■ **Task statement**
Restate the data exactly as given and keep the pictures out.

■ **Extracted entries**
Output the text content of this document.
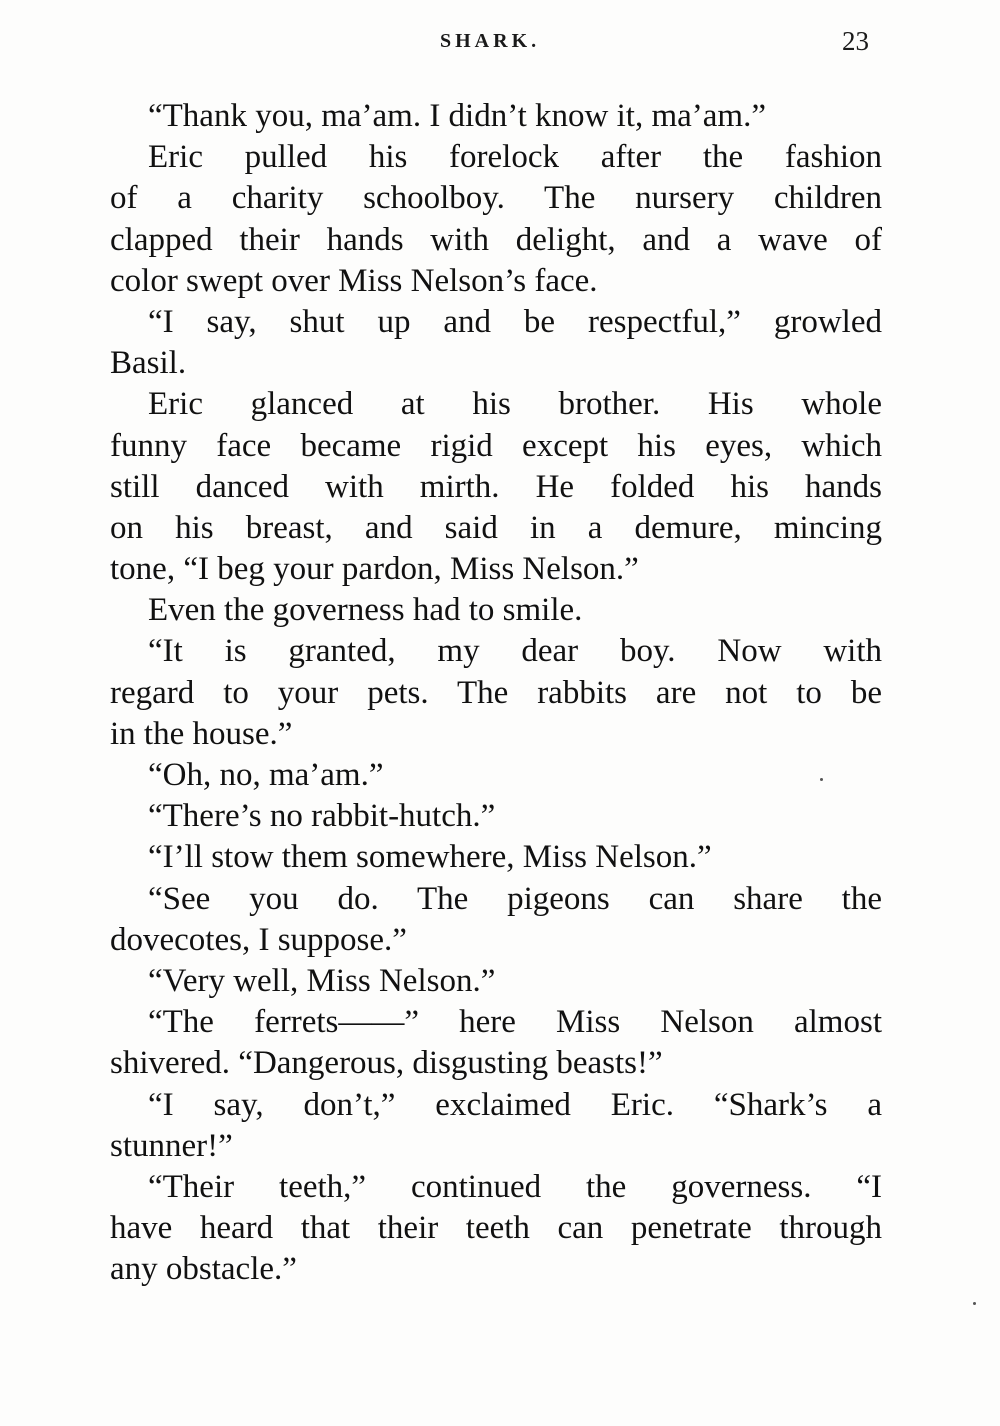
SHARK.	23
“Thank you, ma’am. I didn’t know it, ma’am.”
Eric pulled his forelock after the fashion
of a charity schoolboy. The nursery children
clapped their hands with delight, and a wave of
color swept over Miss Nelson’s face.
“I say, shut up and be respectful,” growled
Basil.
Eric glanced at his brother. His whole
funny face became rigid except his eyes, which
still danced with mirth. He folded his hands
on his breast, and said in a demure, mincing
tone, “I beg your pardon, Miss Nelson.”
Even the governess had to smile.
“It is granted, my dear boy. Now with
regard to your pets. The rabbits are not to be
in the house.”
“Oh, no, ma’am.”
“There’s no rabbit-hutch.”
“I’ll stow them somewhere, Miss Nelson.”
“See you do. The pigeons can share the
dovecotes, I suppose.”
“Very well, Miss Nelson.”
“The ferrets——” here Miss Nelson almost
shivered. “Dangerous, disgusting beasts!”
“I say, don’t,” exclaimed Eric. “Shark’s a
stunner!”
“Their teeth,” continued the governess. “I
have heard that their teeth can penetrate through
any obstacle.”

■ **Solved exercise**
Output the text content of this document.
SHARK.	23
“Thank you, ma’am. I didn’t know it, ma’am.”
Eric pulled his forelock after the fashion
of a charity schoolboy. The nursery children
clapped their hands with delight, and a wave of
color swept over Miss Nelson’s face.
“I say, shut up and be respectful,” growled
Basil.
Eric glanced at his brother. His whole
funny face became rigid except his eyes, which
still danced with mirth. He folded his hands
on his breast, and said in a demure, mincing
tone, “I beg your pardon, Miss Nelson.”
Even the governess had to smile.
“It is granted, my dear boy. Now with
regard to your pets. The rabbits are not to be
in the house.”
“Oh, no, ma’am.”
“There’s no rabbit-hutch.”
“I’ll stow them somewhere, Miss Nelson.”
“See you do. The pigeons can share the
dovecotes, I suppose.”
“Very well, Miss Nelson.”
“The ferrets——” here Miss Nelson almost
shivered. “Dangerous, disgusting beasts!”
“I say, don’t,” exclaimed Eric. “Shark’s a
stunner!”
“Their teeth,” continued the governess. “I
have heard that their teeth can penetrate through
any obstacle.”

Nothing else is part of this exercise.